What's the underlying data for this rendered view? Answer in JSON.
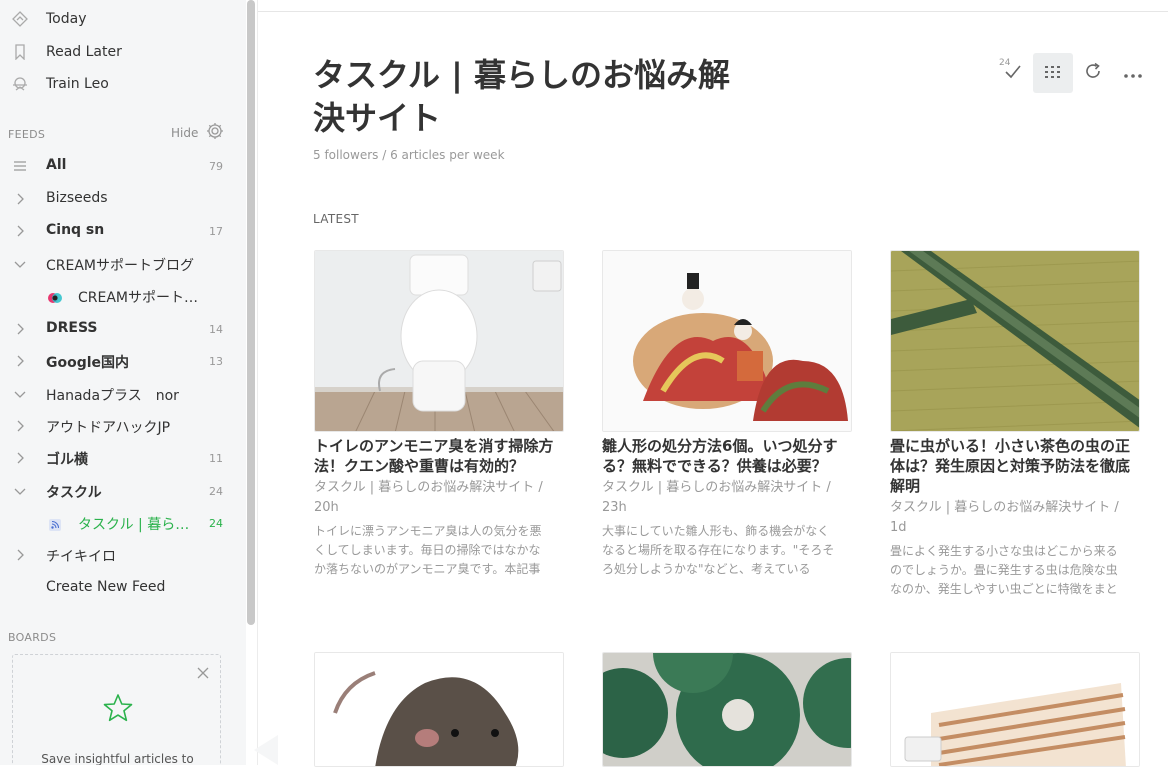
{
  "nav": {
    "today": "Today",
    "read_later": "Read Later",
    "train_leo": "Train Leo"
  },
  "feeds_section": {
    "title": "FEEDS",
    "hide": "Hide",
    "items": [
      {
        "name": "All",
        "count": "79"
      },
      {
        "name": "Bizseeds",
        "count": ""
      },
      {
        "name": "Cinq sn",
        "count": "17"
      },
      {
        "name": "CREAMサポートブログ",
        "count": ""
      },
      {
        "name": "CREAMサポート…",
        "count": ""
      },
      {
        "name": "DRESS",
        "count": "14"
      },
      {
        "name": "Google国内",
        "count": "13"
      },
      {
        "name": "Hanadaプラス　nor",
        "count": ""
      },
      {
        "name": "アウトドアハックJP",
        "count": ""
      },
      {
        "name": "ゴル横",
        "count": "11"
      },
      {
        "name": "タスクル",
        "count": "24"
      },
      {
        "name": "タスクル | 暮らし…",
        "count": "24"
      },
      {
        "name": "チイキイロ",
        "count": ""
      }
    ],
    "create_new": "Create New Feed"
  },
  "boards_section": {
    "title": "BOARDS",
    "card_text": "Save insightful articles to"
  },
  "main": {
    "title": "タスクル | 暮らしのお悩み解決サイト",
    "subinfo": "5 followers / 6 articles per week",
    "latest": "LATEST",
    "mark_read_count": "24"
  },
  "articles": [
    {
      "title": "トイレのアンモニア臭を消す掃除方法！クエン酸や重曹は有効的？",
      "source": "タスクル | 暮らしのお悩み解決サイト  /",
      "age": "20h",
      "snippet": "トイレに漂うアンモニア臭は人の気分を悪くしてしまいます。毎日の掃除ではなかなか落ちないのがアンモニア臭です。本記事"
    },
    {
      "title": "雛人形の処分方法6個。いつ処分する？無料でできる？供養は必要？",
      "source": "タスクル | 暮らしのお悩み解決サイト  /",
      "age": "23h",
      "snippet": "大事にしていた雛人形も、飾る機会がなくなると場所を取る存在になります。\"そろそろ処分しようかな\"などと、考えている"
    },
    {
      "title": "畳に虫がいる！小さい茶色の虫の正体は？発生原因と対策予防法を徹底解明",
      "source": "タスクル | 暮らしのお悩み解決サイト  /",
      "age": "1d",
      "snippet": "畳によく発生する小さな虫はどこから来るのでしょうか。畳に発生する虫は危険な虫なのか、発生しやすい虫ごとに特徴をまと"
    }
  ],
  "icons": {
    "today": "today-icon",
    "read_later": "bookmark-icon",
    "train_leo": "leo-icon",
    "settings": "gear-icon",
    "mark_read": "checkmark-icon",
    "layout": "grid-icon",
    "refresh": "refresh-icon",
    "more": "more-icon"
  },
  "colors": {
    "accent": "#2bb24c",
    "sidebar_bg": "#f5f6f7"
  }
}
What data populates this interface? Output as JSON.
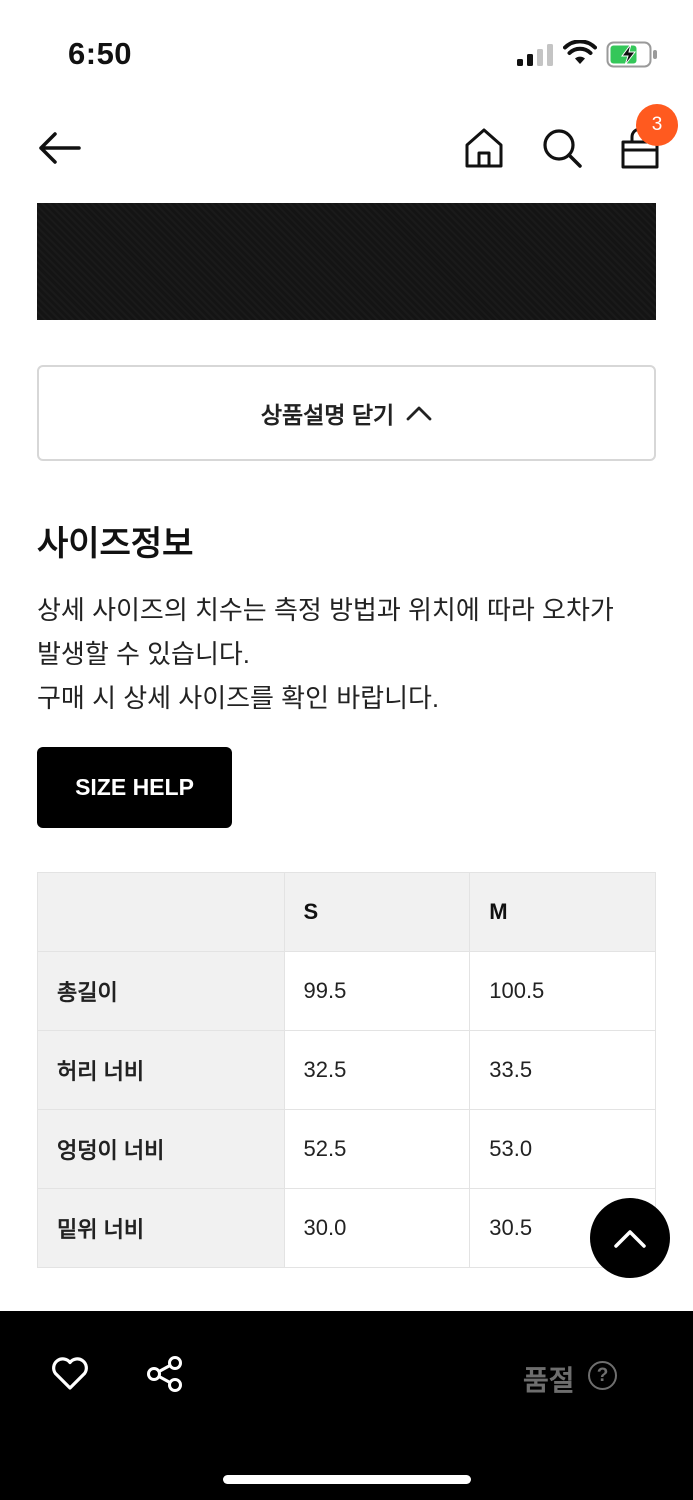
{
  "status_bar": {
    "time": "6:50",
    "icons": [
      "cellular-signal-icon",
      "wifi-icon",
      "battery-charging-icon"
    ]
  },
  "nav": {
    "icons": [
      "back-arrow-icon",
      "home-icon",
      "search-icon",
      "shopping-bag-icon"
    ],
    "cart_count": "3"
  },
  "product_detail": {
    "collapse_label": "상품설명 닫기"
  },
  "size_info": {
    "title": "사이즈정보",
    "description_lines": [
      "상세 사이즈의 치수는 측정 방법과 위치에 따라 오차가",
      "발생할 수 있습니다.",
      "구매 시 상세 사이즈를 확인 바랍니다."
    ],
    "size_help_label": "SIZE HELP",
    "table": {
      "headers": [
        "",
        "S",
        "M"
      ],
      "rows": [
        [
          "총길이",
          "99.5",
          "100.5"
        ],
        [
          "허리 너비",
          "32.5",
          "33.5"
        ],
        [
          "엉덩이 너비",
          "52.5",
          "53.0"
        ],
        [
          "밑위 너비",
          "30.0",
          "30.5"
        ]
      ]
    }
  },
  "bottom_bar": {
    "icons": [
      "heart-icon",
      "share-icon",
      "question-circle-icon"
    ],
    "soldout_label": "품절",
    "help_symbol": "?"
  },
  "colors": {
    "badge": "#ff5a1f",
    "battery_charge": "#34c759",
    "bottom_bar": "#000000",
    "soldout_text": "#6e6e6e"
  }
}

───

- _WHAT YOU SHOULD DO_:
Reproduce all entries without any change, and omit the pictures.

- _TASK OUTPUT_:
What's the underlying data for this rendered view? Answer in JSON.
{
  "nav": {
    "today": "Today",
    "read_later": "Read Later",
    "train_leo": "Train Leo"
  },
  "feeds_section": {
    "title": "FEEDS",
    "hide": "Hide",
    "items": [
      {
        "name": "All",
        "count": "79"
      },
      {
        "name": "Bizseeds",
        "count": ""
      },
      {
        "name": "Cinq sn",
        "count": "17"
      },
      {
        "name": "CREAMサポートブログ",
        "count": ""
      },
      {
        "name": "CREAMサポート…",
        "count": ""
      },
      {
        "name": "DRESS",
        "count": "14"
      },
      {
        "name": "Google国内",
        "count": "13"
      },
      {
        "name": "Hanadaプラス　nor",
        "count": ""
      },
      {
        "name": "アウトドアハックJP",
        "count": ""
      },
      {
        "name": "ゴル横",
        "count": "11"
      },
      {
        "name": "タスクル",
        "count": "24"
      },
      {
        "name": "タスクル | 暮らし…",
        "count": "24"
      },
      {
        "name": "チイキイロ",
        "count": ""
      }
    ],
    "create_new": "Create New Feed"
  },
  "boards_section": {
    "title": "BOARDS",
    "card_text": "Save insightful articles to"
  },
  "main": {
    "title": "タスクル | 暮らしのお悩み解決サイト",
    "subinfo": "5 followers / 6 articles per week",
    "latest": "LATEST",
    "mark_read_count": "24"
  },
  "articles": [
    {
      "title": "トイレのアンモニア臭を消す掃除方法！クエン酸や重曹は有効的？",
      "source": "タスクル | 暮らしのお悩み解決サイト  /",
      "age": "20h",
      "snippet": "トイレに漂うアンモニア臭は人の気分を悪くしてしまいます。毎日の掃除ではなかなか落ちないのがアンモニア臭です。本記事"
    },
    {
      "title": "雛人形の処分方法6個。いつ処分する？無料でできる？供養は必要？",
      "source": "タスクル | 暮らしのお悩み解決サイト  /",
      "age": "23h",
      "snippet": "大事にしていた雛人形も、飾る機会がなくなると場所を取る存在になります。\"そろそろ処分しようかな\"などと、考えている"
    },
    {
      "title": "畳に虫がいる！小さい茶色の虫の正体は？発生原因と対策予防法を徹底解明",
      "source": "タスクル | 暮らしのお悩み解決サイト  /",
      "age": "1d",
      "snippet": "畳によく発生する小さな虫はどこから来るのでしょうか。畳に発生する虫は危険な虫なのか、発生しやすい虫ごとに特徴をまと"
    }
  ],
  "icons": {
    "today": "today-icon",
    "read_later": "bookmark-icon",
    "train_leo": "leo-icon",
    "settings": "gear-icon",
    "mark_read": "checkmark-icon",
    "layout": "grid-icon",
    "refresh": "refresh-icon",
    "more": "more-icon"
  },
  "colors": {
    "accent": "#2bb24c",
    "sidebar_bg": "#f5f6f7"
  }
}
What data populates this interface? Output as JSON.
{
  "status_bar": {
    "time": "6:50",
    "icons": [
      "cellular-signal-icon",
      "wifi-icon",
      "battery-charging-icon"
    ]
  },
  "nav": {
    "icons": [
      "back-arrow-icon",
      "home-icon",
      "search-icon",
      "shopping-bag-icon"
    ],
    "cart_count": "3"
  },
  "product_detail": {
    "collapse_label": "상품설명 닫기"
  },
  "size_info": {
    "title": "사이즈정보",
    "description_lines": [
      "상세 사이즈의 치수는 측정 방법과 위치에 따라 오차가",
      "발생할 수 있습니다.",
      "구매 시 상세 사이즈를 확인 바랍니다."
    ],
    "size_help_label": "SIZE HELP",
    "table": {
      "headers": [
        "",
        "S",
        "M"
      ],
      "rows": [
        [
          "총길이",
          "99.5",
          "100.5"
        ],
        [
          "허리 너비",
          "32.5",
          "33.5"
        ],
        [
          "엉덩이 너비",
          "52.5",
          "53.0"
        ],
        [
          "밑위 너비",
          "30.0",
          "30.5"
        ]
      ]
    }
  },
  "bottom_bar": {
    "icons": [
      "heart-icon",
      "share-icon",
      "question-circle-icon"
    ],
    "soldout_label": "품절",
    "help_symbol": "?"
  },
  "colors": {
    "badge": "#ff5a1f",
    "battery_charge": "#34c759",
    "bottom_bar": "#000000",
    "soldout_text": "#6e6e6e"
  }
}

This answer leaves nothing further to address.